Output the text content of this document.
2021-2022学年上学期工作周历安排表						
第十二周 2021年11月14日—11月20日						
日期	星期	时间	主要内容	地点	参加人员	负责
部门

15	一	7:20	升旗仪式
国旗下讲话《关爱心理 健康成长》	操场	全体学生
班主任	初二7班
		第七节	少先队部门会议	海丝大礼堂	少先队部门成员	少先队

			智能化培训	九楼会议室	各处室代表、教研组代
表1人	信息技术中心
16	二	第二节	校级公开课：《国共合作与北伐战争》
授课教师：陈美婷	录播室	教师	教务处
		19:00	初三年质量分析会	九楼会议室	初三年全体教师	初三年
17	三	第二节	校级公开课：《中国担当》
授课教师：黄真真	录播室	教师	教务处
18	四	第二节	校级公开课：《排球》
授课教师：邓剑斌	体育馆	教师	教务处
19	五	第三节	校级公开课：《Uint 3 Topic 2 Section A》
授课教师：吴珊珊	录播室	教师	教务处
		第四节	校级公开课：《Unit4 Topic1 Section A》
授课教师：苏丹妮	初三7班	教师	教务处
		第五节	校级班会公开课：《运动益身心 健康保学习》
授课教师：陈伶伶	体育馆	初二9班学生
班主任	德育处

####

_Problem description_: Transcribe every entry exactly, omitting nothing.

_Written response_:
Output the text content of this document.
2021-2022学年上学期工作周历安排表						
第十二周 2021年11月14日—11月20日						
日期	星期	时间	主要内容	地点	参加人员	负责
部门

15	一	7:20	升旗仪式
国旗下讲话《关爱心理 健康成长》	操场	全体学生
班主任	初二7班
		第七节	少先队部门会议	海丝大礼堂	少先队部门成员	少先队

			智能化培训	九楼会议室	各处室代表、教研组代
表1人	信息技术中心
16	二	第二节	校级公开课：《国共合作与北伐战争》
授课教师：陈美婷	录播室	教师	教务处
		19:00	初三年质量分析会	九楼会议室	初三年全体教师	初三年
17	三	第二节	校级公开课：《中国担当》
授课教师：黄真真	录播室	教师	教务处
18	四	第二节	校级公开课：《排球》
授课教师：邓剑斌	体育馆	教师	教务处
19	五	第三节	校级公开课：《Uint 3 Topic 2 Section A》
授课教师：吴珊珊	录播室	教师	教务处
		第四节	校级公开课：《Unit4 Topic1 Section A》
授课教师：苏丹妮	初三7班	教师	教务处
		第五节	校级班会公开课：《运动益身心 健康保学习》
授课教师：陈伶伶	体育馆	初二9班学生
班主任	德育处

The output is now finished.